PROMPT
Could you write out every record below exactly, leaving out any pictures?
==== MATERIAL PROVIDED
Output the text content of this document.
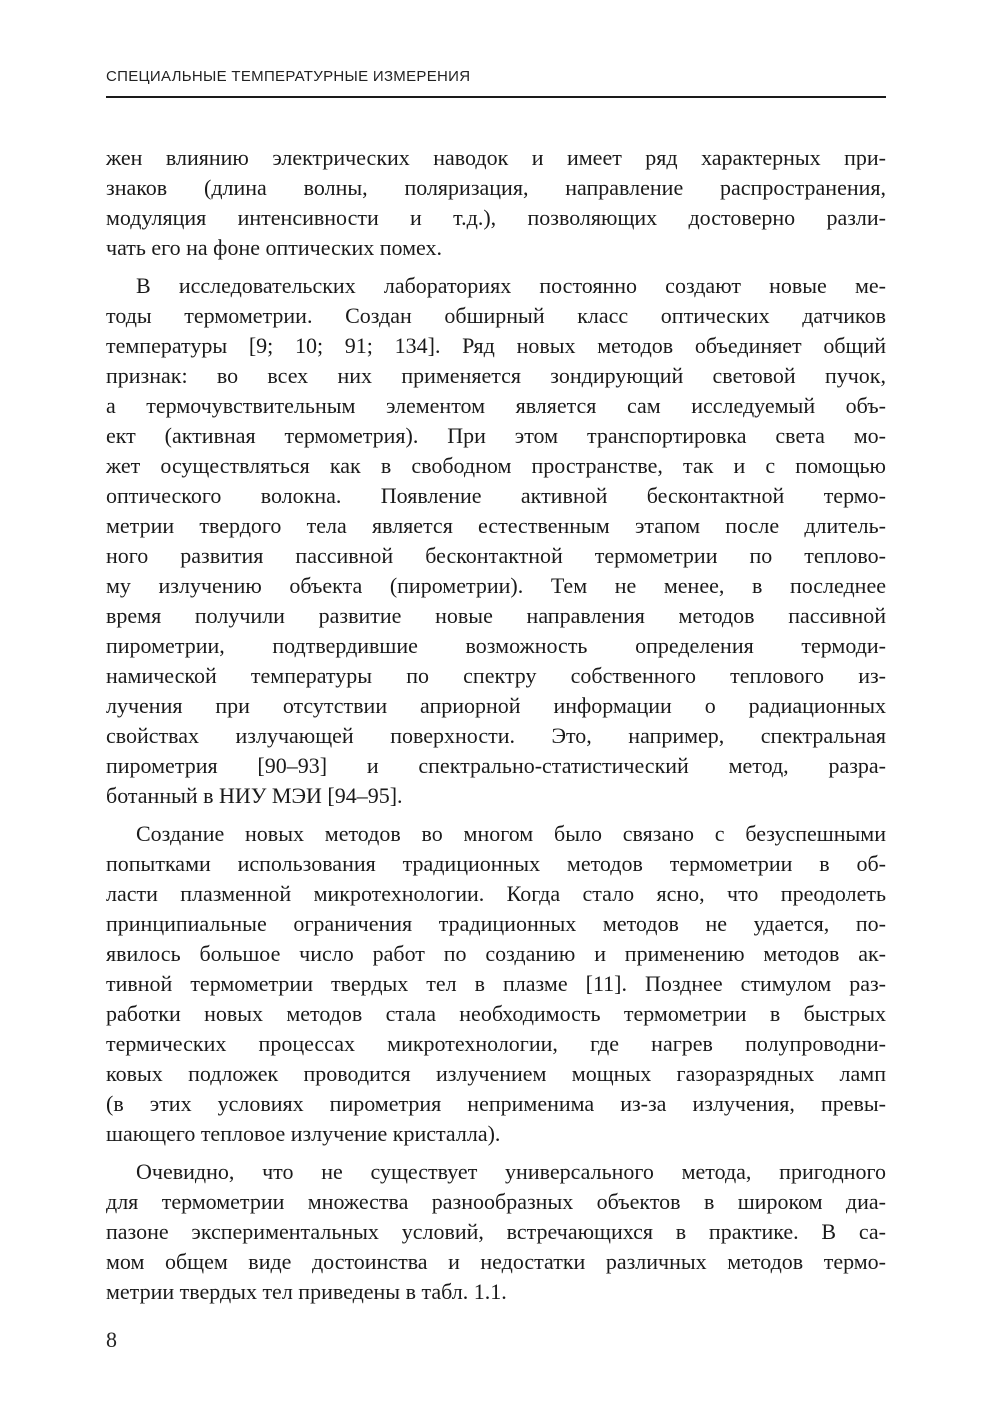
СПЕЦИАЛЬНЫЕ ТЕМПЕРАТУРНЫЕ ИЗМЕРЕНИЯ
жен влиянию электрических наводок и имеет ряд характерных при-
знаков (длина волны, поляризация, направление распространения,
модуляция интенсивности и т.д.), позволяющих достоверно разли-
чать его на фоне оптических помех.
В исследовательских лабораториях постоянно создают новые ме-
тоды термометрии. Создан обширный класс оптических датчиков
температуры [9; 10; 91; 134]. Ряд новых методов объединяет общий
признак: во всех них применяется зондирующий световой пучок,
а термочувствительным элементом является сам исследуемый объ-
ект (активная термометрия). При этом транспортировка света мо-
жет осуществляться как в свободном пространстве, так и с помощью
оптического волокна. Появление активной бесконтактной термо-
метрии твердого тела является естественным этапом после длитель-
ного развития пассивной бесконтактной термометрии по теплово-
му излучению объекта (пирометрии). Тем не менее, в последнее
время получили развитие новые направления методов пассивной
пирометрии, подтвердившие возможность определения термоди-
намической температуры по спектру собственного теплового из-
лучения при отсутствии априорной информации о радиационных
свойствах излучающей поверхности. Это, например, спектральная
пирометрия [90–93] и спектрально-статистический метод, разра-
ботанный в НИУ МЭИ [94–95].
Создание новых методов во многом было связано с безуспешными
попытками использования традиционных методов термометрии в об-
ласти плазменной микротехнологии. Когда стало ясно, что преодолеть
принципиальные ограничения традиционных методов не удается, по-
явилось большое число работ по созданию и применению методов ак-
тивной термометрии твердых тел в плазме [11]. Позднее стимулом раз-
работки новых методов стала необходимость термометрии в быстрых
термических процессах микротехнологии, где нагрев полупроводни-
ковых подложек проводится излучением мощных газоразрядных ламп
(в этих условиях пирометрия неприменима из-за излучения, превы-
шающего тепловое излучение кристалла).
Очевидно, что не существует универсального метода, пригодного
для термометрии множества разнообразных объектов в широком диа-
пазоне экспериментальных условий, встречающихся в практике. В са-
мом общем виде достоинства и недостатки различных методов термо-
метрии твердых тел приведены в табл. 1.1.
8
========
SOLUTION FOR THIS EXERCISE
Output the text content of this document.
СПЕЦИАЛЬНЫЕ ТЕМПЕРАТУРНЫЕ ИЗМЕРЕНИЯ
жен влиянию электрических наводок и имеет ряд характерных при-
знаков (длина волны, поляризация, направление распространения,
модуляция интенсивности и т.д.), позволяющих достоверно разли-
чать его на фоне оптических помех.
В исследовательских лабораториях постоянно создают новые ме-
тоды термометрии. Создан обширный класс оптических датчиков
температуры [9; 10; 91; 134]. Ряд новых методов объединяет общий
признак: во всех них применяется зондирующий световой пучок,
а термочувствительным элементом является сам исследуемый объ-
ект (активная термометрия). При этом транспортировка света мо-
жет осуществляться как в свободном пространстве, так и с помощью
оптического волокна. Появление активной бесконтактной термо-
метрии твердого тела является естественным этапом после длитель-
ного развития пассивной бесконтактной термометрии по теплово-
му излучению объекта (пирометрии). Тем не менее, в последнее
время получили развитие новые направления методов пассивной
пирометрии, подтвердившие возможность определения термоди-
намической температуры по спектру собственного теплового из-
лучения при отсутствии априорной информации о радиационных
свойствах излучающей поверхности. Это, например, спектральная
пирометрия [90–93] и спектрально-статистический метод, разра-
ботанный в НИУ МЭИ [94–95].
Создание новых методов во многом было связано с безуспешными
попытками использования традиционных методов термометрии в об-
ласти плазменной микротехнологии. Когда стало ясно, что преодолеть
принципиальные ограничения традиционных методов не удается, по-
явилось большое число работ по созданию и применению методов ак-
тивной термометрии твердых тел в плазме [11]. Позднее стимулом раз-
работки новых методов стала необходимость термометрии в быстрых
термических процессах микротехнологии, где нагрев полупроводни-
ковых подложек проводится излучением мощных газоразрядных ламп
(в этих условиях пирометрия неприменима из-за излучения, превы-
шающего тепловое излучение кристалла).
Очевидно, что не существует универсального метода, пригодного
для термометрии множества разнообразных объектов в широком диа-
пазоне экспериментальных условий, встречающихся в практике. В са-
мом общем виде достоинства и недостатки различных методов термо-
метрии твердых тел приведены в табл. 1.1.
8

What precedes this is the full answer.